─── Records for this task ───

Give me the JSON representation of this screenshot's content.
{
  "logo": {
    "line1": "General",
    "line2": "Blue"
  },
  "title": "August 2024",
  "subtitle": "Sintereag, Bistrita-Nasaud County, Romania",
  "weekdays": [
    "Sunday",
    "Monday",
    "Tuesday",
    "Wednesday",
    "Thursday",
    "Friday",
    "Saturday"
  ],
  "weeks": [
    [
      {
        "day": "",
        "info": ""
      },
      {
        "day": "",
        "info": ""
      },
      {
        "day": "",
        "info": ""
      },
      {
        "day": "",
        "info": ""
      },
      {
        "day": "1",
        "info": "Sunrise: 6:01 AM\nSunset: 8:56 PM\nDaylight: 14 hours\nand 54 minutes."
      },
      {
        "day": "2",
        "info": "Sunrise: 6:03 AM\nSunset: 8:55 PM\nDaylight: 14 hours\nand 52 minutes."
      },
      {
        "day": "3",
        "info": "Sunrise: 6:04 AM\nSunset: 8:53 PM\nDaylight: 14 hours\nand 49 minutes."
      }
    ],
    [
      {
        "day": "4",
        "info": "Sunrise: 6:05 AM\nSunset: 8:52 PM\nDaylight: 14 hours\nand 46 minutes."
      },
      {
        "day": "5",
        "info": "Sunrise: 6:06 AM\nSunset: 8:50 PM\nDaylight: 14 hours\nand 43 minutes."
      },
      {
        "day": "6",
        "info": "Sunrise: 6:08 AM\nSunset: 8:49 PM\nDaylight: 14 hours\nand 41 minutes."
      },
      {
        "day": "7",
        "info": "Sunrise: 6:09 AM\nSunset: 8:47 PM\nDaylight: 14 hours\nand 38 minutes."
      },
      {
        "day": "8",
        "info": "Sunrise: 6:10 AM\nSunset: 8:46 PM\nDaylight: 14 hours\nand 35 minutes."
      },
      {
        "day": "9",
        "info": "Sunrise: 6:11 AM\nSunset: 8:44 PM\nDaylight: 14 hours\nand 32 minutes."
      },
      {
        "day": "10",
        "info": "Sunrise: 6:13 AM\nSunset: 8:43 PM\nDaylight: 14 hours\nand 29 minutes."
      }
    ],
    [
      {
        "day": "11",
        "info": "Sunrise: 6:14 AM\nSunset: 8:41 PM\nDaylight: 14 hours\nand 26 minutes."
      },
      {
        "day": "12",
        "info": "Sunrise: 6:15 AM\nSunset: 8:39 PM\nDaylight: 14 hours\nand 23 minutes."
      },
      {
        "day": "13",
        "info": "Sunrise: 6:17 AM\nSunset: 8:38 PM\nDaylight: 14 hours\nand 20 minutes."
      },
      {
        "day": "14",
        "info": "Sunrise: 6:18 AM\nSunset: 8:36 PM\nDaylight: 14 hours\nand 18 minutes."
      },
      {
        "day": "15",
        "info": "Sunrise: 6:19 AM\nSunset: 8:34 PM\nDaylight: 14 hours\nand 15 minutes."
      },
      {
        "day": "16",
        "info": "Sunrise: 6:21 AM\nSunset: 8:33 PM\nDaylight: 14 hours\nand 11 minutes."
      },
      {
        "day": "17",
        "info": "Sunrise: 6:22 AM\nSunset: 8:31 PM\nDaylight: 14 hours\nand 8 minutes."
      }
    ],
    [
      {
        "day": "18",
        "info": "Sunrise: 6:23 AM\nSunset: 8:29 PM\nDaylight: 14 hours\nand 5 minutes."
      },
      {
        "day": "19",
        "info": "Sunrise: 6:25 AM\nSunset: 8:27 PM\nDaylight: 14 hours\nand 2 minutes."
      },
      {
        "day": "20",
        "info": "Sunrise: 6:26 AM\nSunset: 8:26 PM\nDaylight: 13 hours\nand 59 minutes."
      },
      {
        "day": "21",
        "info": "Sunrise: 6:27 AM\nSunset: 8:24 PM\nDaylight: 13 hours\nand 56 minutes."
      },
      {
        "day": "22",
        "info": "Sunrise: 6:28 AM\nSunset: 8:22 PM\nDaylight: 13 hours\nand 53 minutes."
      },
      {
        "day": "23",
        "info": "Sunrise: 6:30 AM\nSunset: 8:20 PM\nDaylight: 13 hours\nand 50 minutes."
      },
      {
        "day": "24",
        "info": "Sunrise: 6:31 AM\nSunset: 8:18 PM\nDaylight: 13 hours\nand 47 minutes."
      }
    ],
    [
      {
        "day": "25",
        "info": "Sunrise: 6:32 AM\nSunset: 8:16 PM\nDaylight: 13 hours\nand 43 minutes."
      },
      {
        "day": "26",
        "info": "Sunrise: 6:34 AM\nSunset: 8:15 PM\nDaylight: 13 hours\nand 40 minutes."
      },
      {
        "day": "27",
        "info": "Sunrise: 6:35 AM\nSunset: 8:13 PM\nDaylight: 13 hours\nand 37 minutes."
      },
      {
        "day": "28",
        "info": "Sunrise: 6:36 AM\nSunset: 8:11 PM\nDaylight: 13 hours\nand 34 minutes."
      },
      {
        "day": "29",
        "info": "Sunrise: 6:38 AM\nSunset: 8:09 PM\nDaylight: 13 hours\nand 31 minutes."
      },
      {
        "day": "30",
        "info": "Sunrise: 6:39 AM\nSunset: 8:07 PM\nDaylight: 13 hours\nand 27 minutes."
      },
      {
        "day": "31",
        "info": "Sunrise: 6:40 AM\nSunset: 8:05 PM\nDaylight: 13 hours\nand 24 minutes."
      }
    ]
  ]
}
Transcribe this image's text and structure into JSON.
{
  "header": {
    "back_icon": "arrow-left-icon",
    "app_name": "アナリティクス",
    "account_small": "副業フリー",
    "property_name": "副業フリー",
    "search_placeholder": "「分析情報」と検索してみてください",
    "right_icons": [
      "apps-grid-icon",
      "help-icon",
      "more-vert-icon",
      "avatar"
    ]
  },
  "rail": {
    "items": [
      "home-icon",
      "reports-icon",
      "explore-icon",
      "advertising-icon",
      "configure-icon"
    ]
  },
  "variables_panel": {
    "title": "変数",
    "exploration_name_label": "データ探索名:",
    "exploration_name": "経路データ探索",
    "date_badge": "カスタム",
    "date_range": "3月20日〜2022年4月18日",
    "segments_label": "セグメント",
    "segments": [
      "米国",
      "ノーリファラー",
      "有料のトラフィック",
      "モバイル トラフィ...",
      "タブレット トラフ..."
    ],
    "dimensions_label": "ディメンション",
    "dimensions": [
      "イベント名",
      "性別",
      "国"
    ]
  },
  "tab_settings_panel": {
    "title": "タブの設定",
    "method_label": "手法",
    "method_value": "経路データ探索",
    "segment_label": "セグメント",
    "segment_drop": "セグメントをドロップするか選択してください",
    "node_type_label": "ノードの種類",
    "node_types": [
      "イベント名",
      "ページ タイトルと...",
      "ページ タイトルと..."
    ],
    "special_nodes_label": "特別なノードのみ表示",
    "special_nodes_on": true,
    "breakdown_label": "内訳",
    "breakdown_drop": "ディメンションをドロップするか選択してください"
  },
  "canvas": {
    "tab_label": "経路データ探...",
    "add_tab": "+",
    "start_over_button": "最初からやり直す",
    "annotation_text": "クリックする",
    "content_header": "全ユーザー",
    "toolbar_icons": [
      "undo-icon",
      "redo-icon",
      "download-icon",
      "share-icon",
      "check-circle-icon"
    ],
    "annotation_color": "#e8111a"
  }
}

───

_Aim of the task_.
Give the complete listing a second time, exactly as it reads.

_Output of the task_.
Give me the JSON representation of this screenshot's content.
{
  "logo": {
    "line1": "General",
    "line2": "Blue"
  },
  "title": "August 2024",
  "subtitle": "Sintereag, Bistrita-Nasaud County, Romania",
  "weekdays": [
    "Sunday",
    "Monday",
    "Tuesday",
    "Wednesday",
    "Thursday",
    "Friday",
    "Saturday"
  ],
  "weeks": [
    [
      {
        "day": "",
        "info": ""
      },
      {
        "day": "",
        "info": ""
      },
      {
        "day": "",
        "info": ""
      },
      {
        "day": "",
        "info": ""
      },
      {
        "day": "1",
        "info": "Sunrise: 6:01 AM\nSunset: 8:56 PM\nDaylight: 14 hours\nand 54 minutes."
      },
      {
        "day": "2",
        "info": "Sunrise: 6:03 AM\nSunset: 8:55 PM\nDaylight: 14 hours\nand 52 minutes."
      },
      {
        "day": "3",
        "info": "Sunrise: 6:04 AM\nSunset: 8:53 PM\nDaylight: 14 hours\nand 49 minutes."
      }
    ],
    [
      {
        "day": "4",
        "info": "Sunrise: 6:05 AM\nSunset: 8:52 PM\nDaylight: 14 hours\nand 46 minutes."
      },
      {
        "day": "5",
        "info": "Sunrise: 6:06 AM\nSunset: 8:50 PM\nDaylight: 14 hours\nand 43 minutes."
      },
      {
        "day": "6",
        "info": "Sunrise: 6:08 AM\nSunset: 8:49 PM\nDaylight: 14 hours\nand 41 minutes."
      },
      {
        "day": "7",
        "info": "Sunrise: 6:09 AM\nSunset: 8:47 PM\nDaylight: 14 hours\nand 38 minutes."
      },
      {
        "day": "8",
        "info": "Sunrise: 6:10 AM\nSunset: 8:46 PM\nDaylight: 14 hours\nand 35 minutes."
      },
      {
        "day": "9",
        "info": "Sunrise: 6:11 AM\nSunset: 8:44 PM\nDaylight: 14 hours\nand 32 minutes."
      },
      {
        "day": "10",
        "info": "Sunrise: 6:13 AM\nSunset: 8:43 PM\nDaylight: 14 hours\nand 29 minutes."
      }
    ],
    [
      {
        "day": "11",
        "info": "Sunrise: 6:14 AM\nSunset: 8:41 PM\nDaylight: 14 hours\nand 26 minutes."
      },
      {
        "day": "12",
        "info": "Sunrise: 6:15 AM\nSunset: 8:39 PM\nDaylight: 14 hours\nand 23 minutes."
      },
      {
        "day": "13",
        "info": "Sunrise: 6:17 AM\nSunset: 8:38 PM\nDaylight: 14 hours\nand 20 minutes."
      },
      {
        "day": "14",
        "info": "Sunrise: 6:18 AM\nSunset: 8:36 PM\nDaylight: 14 hours\nand 18 minutes."
      },
      {
        "day": "15",
        "info": "Sunrise: 6:19 AM\nSunset: 8:34 PM\nDaylight: 14 hours\nand 15 minutes."
      },
      {
        "day": "16",
        "info": "Sunrise: 6:21 AM\nSunset: 8:33 PM\nDaylight: 14 hours\nand 11 minutes."
      },
      {
        "day": "17",
        "info": "Sunrise: 6:22 AM\nSunset: 8:31 PM\nDaylight: 14 hours\nand 8 minutes."
      }
    ],
    [
      {
        "day": "18",
        "info": "Sunrise: 6:23 AM\nSunset: 8:29 PM\nDaylight: 14 hours\nand 5 minutes."
      },
      {
        "day": "19",
        "info": "Sunrise: 6:25 AM\nSunset: 8:27 PM\nDaylight: 14 hours\nand 2 minutes."
      },
      {
        "day": "20",
        "info": "Sunrise: 6:26 AM\nSunset: 8:26 PM\nDaylight: 13 hours\nand 59 minutes."
      },
      {
        "day": "21",
        "info": "Sunrise: 6:27 AM\nSunset: 8:24 PM\nDaylight: 13 hours\nand 56 minutes."
      },
      {
        "day": "22",
        "info": "Sunrise: 6:28 AM\nSunset: 8:22 PM\nDaylight: 13 hours\nand 53 minutes."
      },
      {
        "day": "23",
        "info": "Sunrise: 6:30 AM\nSunset: 8:20 PM\nDaylight: 13 hours\nand 50 minutes."
      },
      {
        "day": "24",
        "info": "Sunrise: 6:31 AM\nSunset: 8:18 PM\nDaylight: 13 hours\nand 47 minutes."
      }
    ],
    [
      {
        "day": "25",
        "info": "Sunrise: 6:32 AM\nSunset: 8:16 PM\nDaylight: 13 hours\nand 43 minutes."
      },
      {
        "day": "26",
        "info": "Sunrise: 6:34 AM\nSunset: 8:15 PM\nDaylight: 13 hours\nand 40 minutes."
      },
      {
        "day": "27",
        "info": "Sunrise: 6:35 AM\nSunset: 8:13 PM\nDaylight: 13 hours\nand 37 minutes."
      },
      {
        "day": "28",
        "info": "Sunrise: 6:36 AM\nSunset: 8:11 PM\nDaylight: 13 hours\nand 34 minutes."
      },
      {
        "day": "29",
        "info": "Sunrise: 6:38 AM\nSunset: 8:09 PM\nDaylight: 13 hours\nand 31 minutes."
      },
      {
        "day": "30",
        "info": "Sunrise: 6:39 AM\nSunset: 8:07 PM\nDaylight: 13 hours\nand 27 minutes."
      },
      {
        "day": "31",
        "info": "Sunrise: 6:40 AM\nSunset: 8:05 PM\nDaylight: 13 hours\nand 24 minutes."
      }
    ]
  ]
}
Transcribe this image's text and structure into JSON.
{
  "header": {
    "back_icon": "arrow-left-icon",
    "app_name": "アナリティクス",
    "account_small": "副業フリー",
    "property_name": "副業フリー",
    "search_placeholder": "「分析情報」と検索してみてください",
    "right_icons": [
      "apps-grid-icon",
      "help-icon",
      "more-vert-icon",
      "avatar"
    ]
  },
  "rail": {
    "items": [
      "home-icon",
      "reports-icon",
      "explore-icon",
      "advertising-icon",
      "configure-icon"
    ]
  },
  "variables_panel": {
    "title": "変数",
    "exploration_name_label": "データ探索名:",
    "exploration_name": "経路データ探索",
    "date_badge": "カスタム",
    "date_range": "3月20日〜2022年4月18日",
    "segments_label": "セグメント",
    "segments": [
      "米国",
      "ノーリファラー",
      "有料のトラフィック",
      "モバイル トラフィ...",
      "タブレット トラフ..."
    ],
    "dimensions_label": "ディメンション",
    "dimensions": [
      "イベント名",
      "性別",
      "国"
    ]
  },
  "tab_settings_panel": {
    "title": "タブの設定",
    "method_label": "手法",
    "method_value": "経路データ探索",
    "segment_label": "セグメント",
    "segment_drop": "セグメントをドロップするか選択してください",
    "node_type_label": "ノードの種類",
    "node_types": [
      "イベント名",
      "ページ タイトルと...",
      "ページ タイトルと..."
    ],
    "special_nodes_label": "特別なノードのみ表示",
    "special_nodes_on": true,
    "breakdown_label": "内訳",
    "breakdown_drop": "ディメンションをドロップするか選択してください"
  },
  "canvas": {
    "tab_label": "経路データ探...",
    "add_tab": "+",
    "start_over_button": "最初からやり直す",
    "annotation_text": "クリックする",
    "content_header": "全ユーザー",
    "toolbar_icons": [
      "undo-icon",
      "redo-icon",
      "download-icon",
      "share-icon",
      "check-circle-icon"
    ],
    "annotation_color": "#e8111a"
  }
}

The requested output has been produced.